Nella pratica clinica quotidiana, in aderenza alle linee guida sull’argomento, è ormai consolidato l’uso della doppia antiaggregazione piastrinica nei pazienti che hanno subito un infarto del miocardio.
L’associazione di un trattamento con aspirina a farmaci quali il clopidogrel, il prasugrel, o il ticagrelor sembra però esercitare effetti protettivi nei confronti di eventi cardiovascolari anche oltre questo periodo.
Ulteriori conferme arrivano da un recente studio pubblicato sul British Medical Journal che ha confrontato le popolazioni di due precedenti sperimentazioni: il CALIBER (ClinicAl research using LInked Bespoke studies and Electronic health Records) e il PEGASUS-TIMI-54.

→ Voci
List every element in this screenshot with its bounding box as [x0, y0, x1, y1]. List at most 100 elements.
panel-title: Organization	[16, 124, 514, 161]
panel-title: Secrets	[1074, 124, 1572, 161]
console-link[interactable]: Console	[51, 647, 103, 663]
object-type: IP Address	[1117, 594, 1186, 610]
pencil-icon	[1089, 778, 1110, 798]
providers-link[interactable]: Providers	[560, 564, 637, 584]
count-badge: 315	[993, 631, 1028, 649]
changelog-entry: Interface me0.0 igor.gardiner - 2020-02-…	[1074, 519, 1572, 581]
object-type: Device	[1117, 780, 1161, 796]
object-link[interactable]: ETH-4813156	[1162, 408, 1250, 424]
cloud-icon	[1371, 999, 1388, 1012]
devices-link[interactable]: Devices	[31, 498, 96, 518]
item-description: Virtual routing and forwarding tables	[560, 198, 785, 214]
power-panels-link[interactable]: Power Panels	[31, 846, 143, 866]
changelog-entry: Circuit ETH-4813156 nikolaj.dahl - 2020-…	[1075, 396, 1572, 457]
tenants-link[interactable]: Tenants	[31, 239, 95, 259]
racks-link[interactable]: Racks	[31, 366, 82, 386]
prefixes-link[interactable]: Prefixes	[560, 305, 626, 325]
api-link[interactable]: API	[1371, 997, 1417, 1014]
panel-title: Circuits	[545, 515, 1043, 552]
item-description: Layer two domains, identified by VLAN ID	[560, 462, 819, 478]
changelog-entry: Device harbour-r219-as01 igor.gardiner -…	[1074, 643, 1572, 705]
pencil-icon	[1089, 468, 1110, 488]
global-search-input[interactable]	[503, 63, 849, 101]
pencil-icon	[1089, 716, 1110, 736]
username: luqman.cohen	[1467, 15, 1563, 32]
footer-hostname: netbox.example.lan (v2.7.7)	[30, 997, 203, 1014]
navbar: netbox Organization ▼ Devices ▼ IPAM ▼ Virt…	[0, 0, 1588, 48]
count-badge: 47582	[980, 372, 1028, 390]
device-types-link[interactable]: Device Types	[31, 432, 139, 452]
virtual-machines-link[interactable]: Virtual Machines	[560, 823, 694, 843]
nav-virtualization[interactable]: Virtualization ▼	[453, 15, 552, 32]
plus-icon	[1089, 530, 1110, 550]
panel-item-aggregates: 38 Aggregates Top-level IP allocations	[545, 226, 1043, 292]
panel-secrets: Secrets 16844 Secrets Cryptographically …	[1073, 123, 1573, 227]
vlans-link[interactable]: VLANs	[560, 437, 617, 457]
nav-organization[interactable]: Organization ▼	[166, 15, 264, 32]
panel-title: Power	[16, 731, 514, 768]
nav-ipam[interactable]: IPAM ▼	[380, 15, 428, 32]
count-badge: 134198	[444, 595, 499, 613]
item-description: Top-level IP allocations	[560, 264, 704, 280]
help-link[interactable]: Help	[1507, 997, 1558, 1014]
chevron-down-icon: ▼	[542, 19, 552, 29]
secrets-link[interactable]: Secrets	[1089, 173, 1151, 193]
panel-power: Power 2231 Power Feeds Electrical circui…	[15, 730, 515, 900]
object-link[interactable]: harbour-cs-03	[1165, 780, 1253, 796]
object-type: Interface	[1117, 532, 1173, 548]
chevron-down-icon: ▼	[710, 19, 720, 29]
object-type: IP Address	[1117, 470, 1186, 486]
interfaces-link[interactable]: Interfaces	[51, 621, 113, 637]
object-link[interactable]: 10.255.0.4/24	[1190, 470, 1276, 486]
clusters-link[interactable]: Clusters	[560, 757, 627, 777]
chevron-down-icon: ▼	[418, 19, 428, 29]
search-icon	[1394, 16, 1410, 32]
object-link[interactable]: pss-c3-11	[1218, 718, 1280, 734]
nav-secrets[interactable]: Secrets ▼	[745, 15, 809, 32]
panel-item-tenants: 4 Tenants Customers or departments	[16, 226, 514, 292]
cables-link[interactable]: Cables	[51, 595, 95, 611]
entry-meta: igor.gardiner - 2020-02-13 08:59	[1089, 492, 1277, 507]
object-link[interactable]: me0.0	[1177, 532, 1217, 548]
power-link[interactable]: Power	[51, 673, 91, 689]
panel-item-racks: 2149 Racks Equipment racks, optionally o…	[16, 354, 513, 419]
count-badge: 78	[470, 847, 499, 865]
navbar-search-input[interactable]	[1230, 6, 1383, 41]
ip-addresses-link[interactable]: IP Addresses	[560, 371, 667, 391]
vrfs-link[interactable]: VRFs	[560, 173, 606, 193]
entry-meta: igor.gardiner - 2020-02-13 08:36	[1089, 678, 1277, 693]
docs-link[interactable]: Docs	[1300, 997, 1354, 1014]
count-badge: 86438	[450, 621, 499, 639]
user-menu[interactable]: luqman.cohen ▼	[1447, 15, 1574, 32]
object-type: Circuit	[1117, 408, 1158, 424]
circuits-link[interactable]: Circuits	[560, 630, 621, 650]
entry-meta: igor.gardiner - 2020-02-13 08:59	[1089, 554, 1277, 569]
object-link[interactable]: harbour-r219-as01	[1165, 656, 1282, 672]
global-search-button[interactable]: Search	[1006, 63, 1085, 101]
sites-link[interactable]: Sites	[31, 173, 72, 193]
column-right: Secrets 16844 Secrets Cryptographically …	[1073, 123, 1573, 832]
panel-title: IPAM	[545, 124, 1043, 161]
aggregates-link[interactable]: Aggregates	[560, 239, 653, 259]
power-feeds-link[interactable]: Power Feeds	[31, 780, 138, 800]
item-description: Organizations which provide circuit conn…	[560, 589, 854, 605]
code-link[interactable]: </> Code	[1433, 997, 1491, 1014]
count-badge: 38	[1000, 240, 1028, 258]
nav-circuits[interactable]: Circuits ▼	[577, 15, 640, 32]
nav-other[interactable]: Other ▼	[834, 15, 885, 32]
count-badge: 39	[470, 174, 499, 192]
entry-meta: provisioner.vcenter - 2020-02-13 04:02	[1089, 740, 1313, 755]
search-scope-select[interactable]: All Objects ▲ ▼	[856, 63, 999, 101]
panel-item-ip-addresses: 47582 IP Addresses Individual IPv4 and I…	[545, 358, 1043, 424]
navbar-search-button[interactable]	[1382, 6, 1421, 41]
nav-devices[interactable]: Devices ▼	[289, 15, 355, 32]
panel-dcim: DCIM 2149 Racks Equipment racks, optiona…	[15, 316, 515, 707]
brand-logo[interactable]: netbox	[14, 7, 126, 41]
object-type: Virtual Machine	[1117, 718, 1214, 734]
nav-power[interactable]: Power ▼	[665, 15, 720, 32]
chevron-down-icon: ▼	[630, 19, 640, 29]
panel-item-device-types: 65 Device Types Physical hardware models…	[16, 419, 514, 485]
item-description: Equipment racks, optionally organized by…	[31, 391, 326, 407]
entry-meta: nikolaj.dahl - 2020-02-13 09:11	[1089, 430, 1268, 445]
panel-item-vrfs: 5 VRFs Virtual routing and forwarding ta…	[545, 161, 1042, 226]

→ Consegna
Riscrivi il passo dell'estratto sulla doppia antiaggregazione tra "L’associazione di un" e "oltre questo periodo.", estremi inclusi, sostituendo "aspirina" con "acido acetilsalicilico". Le voci non servono per svolgere il lavoro.

→ Risposta
L’associazione di un trattamento con acido acetilsalicilico a farmaci quali il clopidogrel, il prasugrel, o il ticagrelor sembra però esercitare effetti protettivi nei confronti di eventi cardiovascolari anche oltre questo periodo.